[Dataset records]
****

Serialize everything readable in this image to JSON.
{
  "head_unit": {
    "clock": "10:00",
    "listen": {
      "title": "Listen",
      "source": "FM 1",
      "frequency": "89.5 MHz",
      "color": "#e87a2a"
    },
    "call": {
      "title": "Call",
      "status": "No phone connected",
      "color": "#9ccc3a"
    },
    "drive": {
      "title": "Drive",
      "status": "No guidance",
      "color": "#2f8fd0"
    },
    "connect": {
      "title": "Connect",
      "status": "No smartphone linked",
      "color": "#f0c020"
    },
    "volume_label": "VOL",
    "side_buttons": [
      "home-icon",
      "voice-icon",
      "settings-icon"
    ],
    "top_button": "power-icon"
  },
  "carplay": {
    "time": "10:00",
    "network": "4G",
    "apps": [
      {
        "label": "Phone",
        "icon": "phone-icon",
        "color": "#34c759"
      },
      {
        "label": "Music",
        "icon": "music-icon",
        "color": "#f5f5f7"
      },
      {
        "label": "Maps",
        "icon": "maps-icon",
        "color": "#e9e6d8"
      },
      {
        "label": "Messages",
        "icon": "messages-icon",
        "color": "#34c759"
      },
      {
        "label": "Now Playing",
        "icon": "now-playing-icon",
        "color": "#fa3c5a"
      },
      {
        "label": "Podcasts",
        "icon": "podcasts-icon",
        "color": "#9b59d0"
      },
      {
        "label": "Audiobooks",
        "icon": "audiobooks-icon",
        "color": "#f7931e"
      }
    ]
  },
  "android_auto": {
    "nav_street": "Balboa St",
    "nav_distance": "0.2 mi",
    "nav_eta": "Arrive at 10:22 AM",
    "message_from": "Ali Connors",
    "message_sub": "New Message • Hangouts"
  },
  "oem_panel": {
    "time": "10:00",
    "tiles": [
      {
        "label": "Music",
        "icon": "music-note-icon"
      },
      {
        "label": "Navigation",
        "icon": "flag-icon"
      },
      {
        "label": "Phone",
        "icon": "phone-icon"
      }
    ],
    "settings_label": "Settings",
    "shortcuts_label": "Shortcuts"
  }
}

****

Write the entries again, exactly as they stand.

* ANSWER TO THIS PROBLEM *
Serialize everything readable in this image to JSON.
{
  "head_unit": {
    "clock": "10:00",
    "listen": {
      "title": "Listen",
      "source": "FM 1",
      "frequency": "89.5 MHz",
      "color": "#e87a2a"
    },
    "call": {
      "title": "Call",
      "status": "No phone connected",
      "color": "#9ccc3a"
    },
    "drive": {
      "title": "Drive",
      "status": "No guidance",
      "color": "#2f8fd0"
    },
    "connect": {
      "title": "Connect",
      "status": "No smartphone linked",
      "color": "#f0c020"
    },
    "volume_label": "VOL",
    "side_buttons": [
      "home-icon",
      "voice-icon",
      "settings-icon"
    ],
    "top_button": "power-icon"
  },
  "carplay": {
    "time": "10:00",
    "network": "4G",
    "apps": [
      {
        "label": "Phone",
        "icon": "phone-icon",
        "color": "#34c759"
      },
      {
        "label": "Music",
        "icon": "music-icon",
        "color": "#f5f5f7"
      },
      {
        "label": "Maps",
        "icon": "maps-icon",
        "color": "#e9e6d8"
      },
      {
        "label": "Messages",
        "icon": "messages-icon",
        "color": "#34c759"
      },
      {
        "label": "Now Playing",
        "icon": "now-playing-icon",
        "color": "#fa3c5a"
      },
      {
        "label": "Podcasts",
        "icon": "podcasts-icon",
        "color": "#9b59d0"
      },
      {
        "label": "Audiobooks",
        "icon": "audiobooks-icon",
        "color": "#f7931e"
      }
    ]
  },
  "android_auto": {
    "nav_street": "Balboa St",
    "nav_distance": "0.2 mi",
    "nav_eta": "Arrive at 10:22 AM",
    "message_from": "Ali Connors",
    "message_sub": "New Message • Hangouts"
  },
  "oem_panel": {
    "time": "10:00",
    "tiles": [
      {
        "label": "Music",
        "icon": "music-note-icon"
      },
      {
        "label": "Navigation",
        "icon": "flag-icon"
      },
      {
        "label": "Phone",
        "icon": "phone-icon"
      }
    ],
    "settings_label": "Settings",
    "shortcuts_label": "Shortcuts"
  }
}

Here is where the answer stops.